■ Set exercise: Find the lines that contain the word "comunicações" and copy each one.

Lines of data
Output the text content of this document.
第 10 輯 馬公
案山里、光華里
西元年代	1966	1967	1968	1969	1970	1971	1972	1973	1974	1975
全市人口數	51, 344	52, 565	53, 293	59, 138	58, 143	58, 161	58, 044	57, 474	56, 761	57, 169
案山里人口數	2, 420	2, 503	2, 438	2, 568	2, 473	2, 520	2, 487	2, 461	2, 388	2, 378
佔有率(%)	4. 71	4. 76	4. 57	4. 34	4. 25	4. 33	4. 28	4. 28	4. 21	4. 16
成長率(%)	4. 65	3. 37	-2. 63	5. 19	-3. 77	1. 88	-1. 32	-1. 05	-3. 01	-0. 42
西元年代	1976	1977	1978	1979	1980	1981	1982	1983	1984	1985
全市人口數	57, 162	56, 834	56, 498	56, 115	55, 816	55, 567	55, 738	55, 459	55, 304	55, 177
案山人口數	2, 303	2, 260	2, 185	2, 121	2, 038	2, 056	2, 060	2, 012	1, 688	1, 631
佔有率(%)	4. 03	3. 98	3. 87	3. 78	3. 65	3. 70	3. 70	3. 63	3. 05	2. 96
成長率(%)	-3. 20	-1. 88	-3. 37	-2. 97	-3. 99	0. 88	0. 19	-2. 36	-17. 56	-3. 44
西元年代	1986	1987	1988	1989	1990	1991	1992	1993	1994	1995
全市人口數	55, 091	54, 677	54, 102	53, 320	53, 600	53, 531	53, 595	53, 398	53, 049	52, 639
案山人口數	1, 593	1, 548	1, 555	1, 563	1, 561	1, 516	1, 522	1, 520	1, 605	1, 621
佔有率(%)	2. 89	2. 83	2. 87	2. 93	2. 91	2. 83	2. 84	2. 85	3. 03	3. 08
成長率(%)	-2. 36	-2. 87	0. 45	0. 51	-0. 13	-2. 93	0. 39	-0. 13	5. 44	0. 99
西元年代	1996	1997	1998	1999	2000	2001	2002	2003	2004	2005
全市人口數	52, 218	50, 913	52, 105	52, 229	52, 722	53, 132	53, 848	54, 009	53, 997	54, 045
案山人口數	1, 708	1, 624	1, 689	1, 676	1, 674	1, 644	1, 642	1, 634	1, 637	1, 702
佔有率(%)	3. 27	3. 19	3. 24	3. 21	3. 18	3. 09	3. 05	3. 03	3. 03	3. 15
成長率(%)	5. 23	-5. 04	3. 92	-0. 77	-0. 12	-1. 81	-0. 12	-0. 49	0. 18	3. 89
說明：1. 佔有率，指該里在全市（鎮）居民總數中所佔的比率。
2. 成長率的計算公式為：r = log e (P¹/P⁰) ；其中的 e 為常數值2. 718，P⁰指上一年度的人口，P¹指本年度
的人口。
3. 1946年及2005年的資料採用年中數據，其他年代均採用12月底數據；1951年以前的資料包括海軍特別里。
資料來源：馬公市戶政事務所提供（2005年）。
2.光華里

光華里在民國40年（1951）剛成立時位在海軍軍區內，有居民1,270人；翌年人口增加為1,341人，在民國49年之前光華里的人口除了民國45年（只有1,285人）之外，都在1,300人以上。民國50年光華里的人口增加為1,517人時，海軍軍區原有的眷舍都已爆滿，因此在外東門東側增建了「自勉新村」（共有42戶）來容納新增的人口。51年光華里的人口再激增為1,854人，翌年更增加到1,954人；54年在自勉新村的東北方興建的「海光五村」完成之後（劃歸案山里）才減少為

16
---
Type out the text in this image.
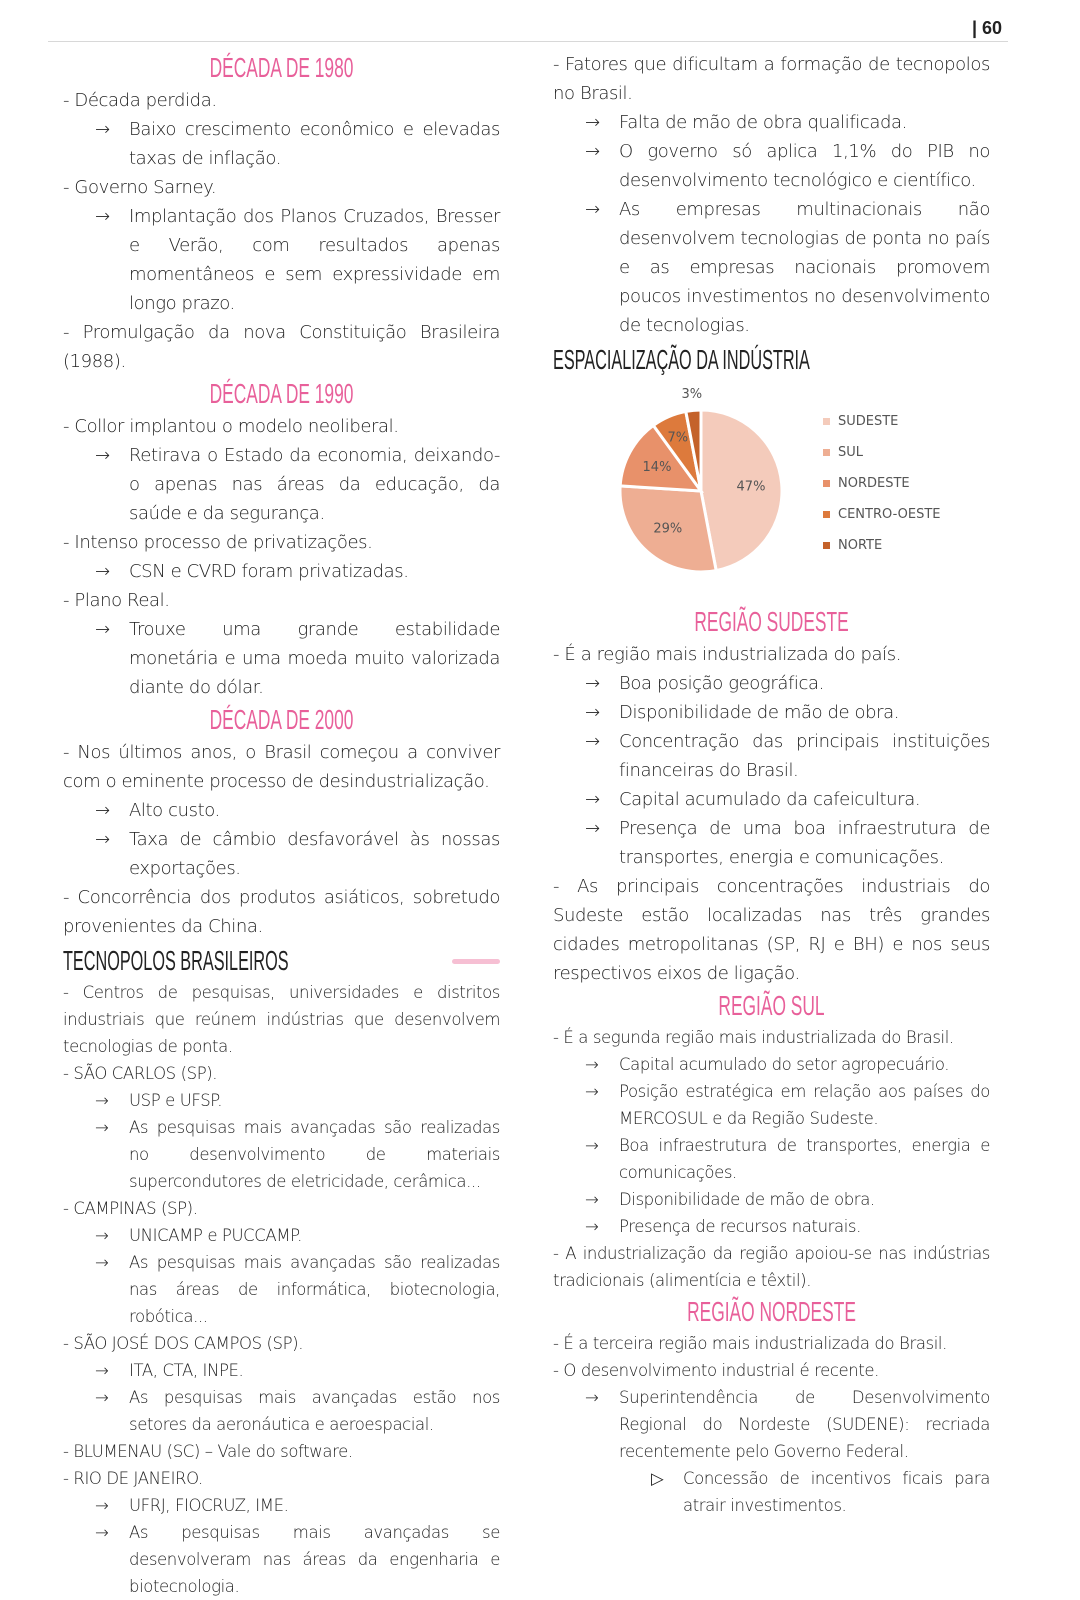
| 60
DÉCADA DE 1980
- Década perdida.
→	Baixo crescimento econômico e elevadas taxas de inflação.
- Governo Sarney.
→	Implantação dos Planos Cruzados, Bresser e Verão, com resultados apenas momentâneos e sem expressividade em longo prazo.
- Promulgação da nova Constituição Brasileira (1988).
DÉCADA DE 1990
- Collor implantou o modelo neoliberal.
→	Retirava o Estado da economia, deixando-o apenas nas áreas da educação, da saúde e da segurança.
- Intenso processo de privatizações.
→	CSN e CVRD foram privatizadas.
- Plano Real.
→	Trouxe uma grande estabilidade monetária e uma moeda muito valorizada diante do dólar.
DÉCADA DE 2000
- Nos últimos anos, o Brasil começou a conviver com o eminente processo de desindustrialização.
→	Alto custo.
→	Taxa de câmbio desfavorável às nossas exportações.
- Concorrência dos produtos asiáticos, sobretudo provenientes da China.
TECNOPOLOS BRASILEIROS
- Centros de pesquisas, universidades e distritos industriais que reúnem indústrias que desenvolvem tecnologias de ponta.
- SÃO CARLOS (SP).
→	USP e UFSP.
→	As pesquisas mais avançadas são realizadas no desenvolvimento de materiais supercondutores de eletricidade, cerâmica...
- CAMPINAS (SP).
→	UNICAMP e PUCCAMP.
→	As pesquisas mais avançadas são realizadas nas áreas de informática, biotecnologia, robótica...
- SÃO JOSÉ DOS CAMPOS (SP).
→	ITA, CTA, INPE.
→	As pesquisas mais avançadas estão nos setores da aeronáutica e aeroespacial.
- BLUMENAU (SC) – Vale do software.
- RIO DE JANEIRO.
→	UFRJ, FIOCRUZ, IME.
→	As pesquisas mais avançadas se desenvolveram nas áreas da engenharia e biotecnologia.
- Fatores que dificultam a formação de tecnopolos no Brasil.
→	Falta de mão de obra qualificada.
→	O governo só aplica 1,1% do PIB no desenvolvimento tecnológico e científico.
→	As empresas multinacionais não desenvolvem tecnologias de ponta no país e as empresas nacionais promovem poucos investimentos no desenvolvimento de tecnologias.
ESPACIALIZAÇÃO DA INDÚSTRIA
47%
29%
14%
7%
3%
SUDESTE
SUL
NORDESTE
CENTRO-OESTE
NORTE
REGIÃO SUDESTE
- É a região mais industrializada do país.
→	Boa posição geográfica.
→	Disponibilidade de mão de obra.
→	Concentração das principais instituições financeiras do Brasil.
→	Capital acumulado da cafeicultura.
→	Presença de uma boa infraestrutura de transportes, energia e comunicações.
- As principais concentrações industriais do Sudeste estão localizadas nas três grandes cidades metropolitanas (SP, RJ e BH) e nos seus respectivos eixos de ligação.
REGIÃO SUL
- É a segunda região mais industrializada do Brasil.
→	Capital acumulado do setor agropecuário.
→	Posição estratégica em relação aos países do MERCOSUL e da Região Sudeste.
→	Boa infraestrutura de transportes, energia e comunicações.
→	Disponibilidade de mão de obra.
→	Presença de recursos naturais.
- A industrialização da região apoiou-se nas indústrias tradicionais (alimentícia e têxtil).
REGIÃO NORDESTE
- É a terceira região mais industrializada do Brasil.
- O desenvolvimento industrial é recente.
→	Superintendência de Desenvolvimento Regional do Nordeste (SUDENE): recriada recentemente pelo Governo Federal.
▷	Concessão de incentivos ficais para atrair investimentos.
--
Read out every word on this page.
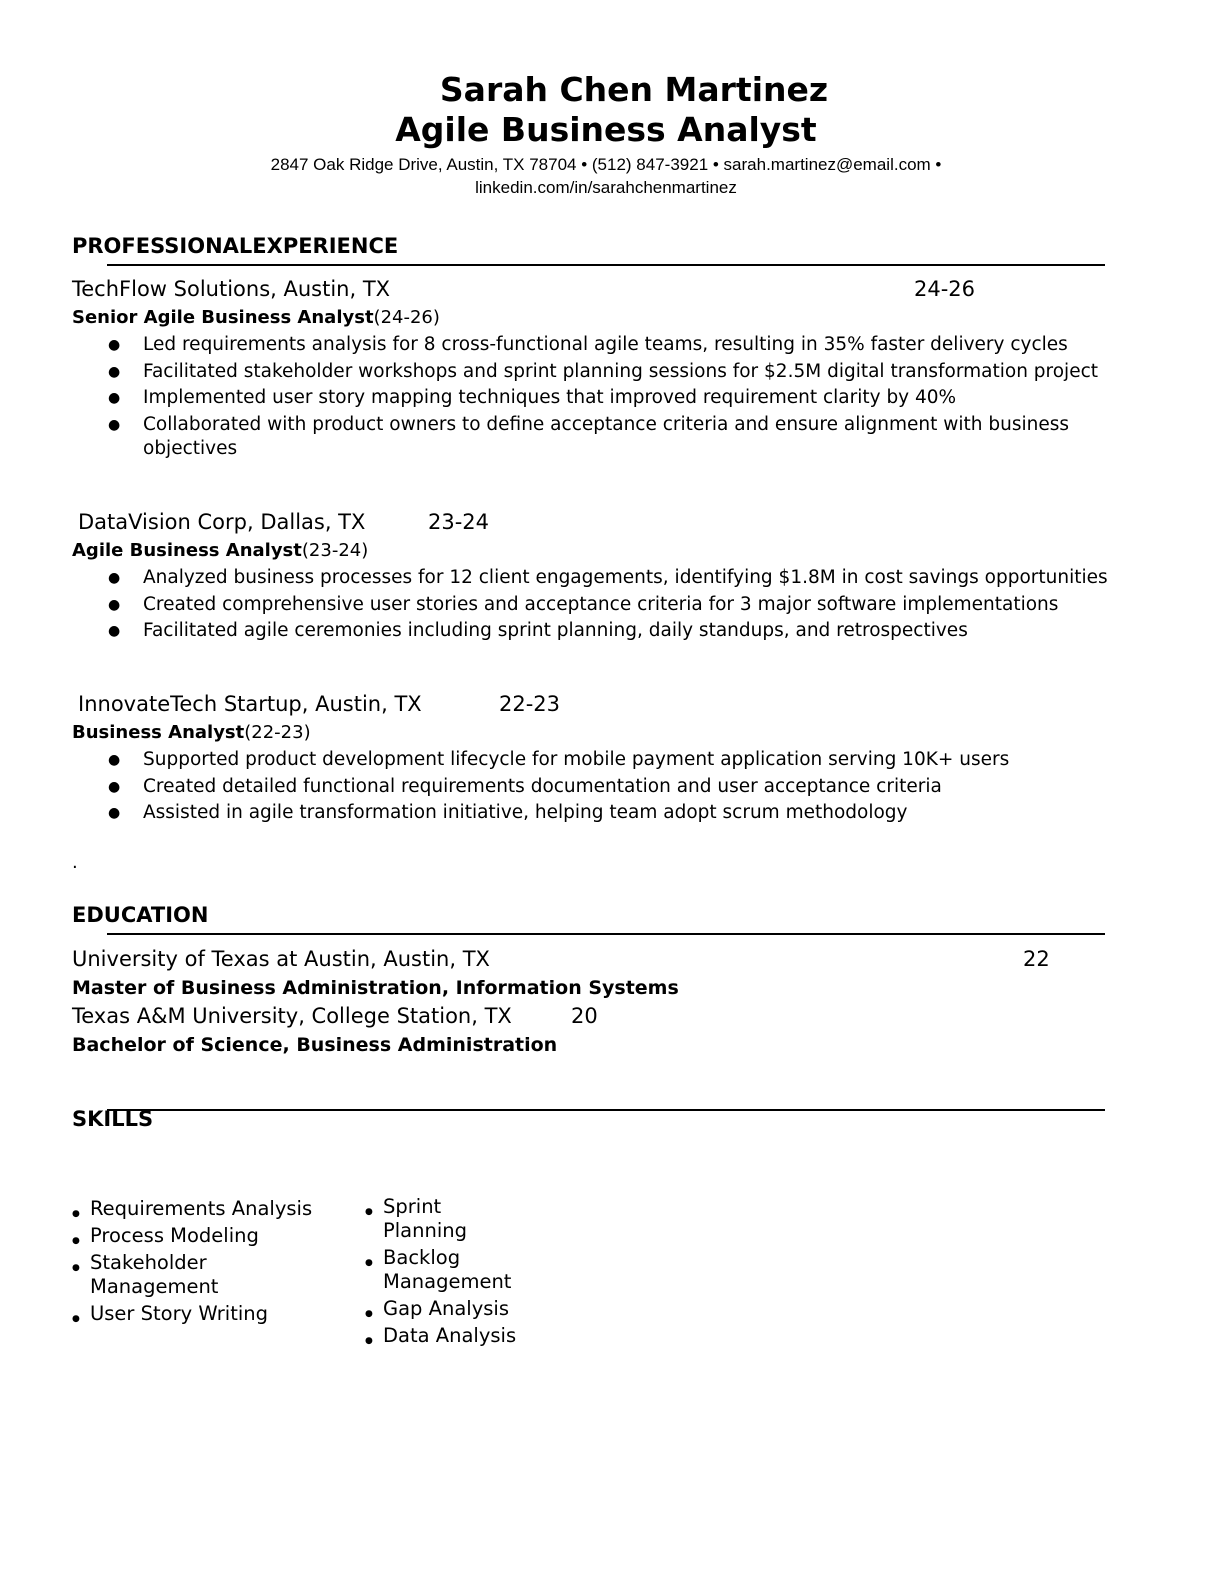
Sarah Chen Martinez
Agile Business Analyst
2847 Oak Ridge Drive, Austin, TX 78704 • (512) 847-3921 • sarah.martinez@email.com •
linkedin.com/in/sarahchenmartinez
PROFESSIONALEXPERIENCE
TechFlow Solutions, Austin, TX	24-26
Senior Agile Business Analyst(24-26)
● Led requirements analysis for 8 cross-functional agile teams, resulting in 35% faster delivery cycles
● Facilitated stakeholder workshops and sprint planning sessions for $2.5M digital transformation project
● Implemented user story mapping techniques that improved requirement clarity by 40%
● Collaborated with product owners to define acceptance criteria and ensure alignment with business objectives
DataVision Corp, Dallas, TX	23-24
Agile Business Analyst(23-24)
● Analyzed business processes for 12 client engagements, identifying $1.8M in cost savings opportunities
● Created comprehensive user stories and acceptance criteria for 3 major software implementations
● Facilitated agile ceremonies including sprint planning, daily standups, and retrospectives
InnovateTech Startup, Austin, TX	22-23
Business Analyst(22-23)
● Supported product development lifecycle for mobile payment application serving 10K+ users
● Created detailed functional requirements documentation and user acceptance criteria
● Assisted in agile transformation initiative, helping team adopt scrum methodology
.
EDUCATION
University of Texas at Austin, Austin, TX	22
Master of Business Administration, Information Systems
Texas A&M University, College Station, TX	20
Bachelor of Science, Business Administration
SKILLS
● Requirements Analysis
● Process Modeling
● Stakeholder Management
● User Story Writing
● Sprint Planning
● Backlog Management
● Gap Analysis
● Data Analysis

■ Right answer:
→	Presença de uma boa infraestrutura de transportes, energia e comunicações.
→	Boa infraestrutura de transportes, energia e comunicações.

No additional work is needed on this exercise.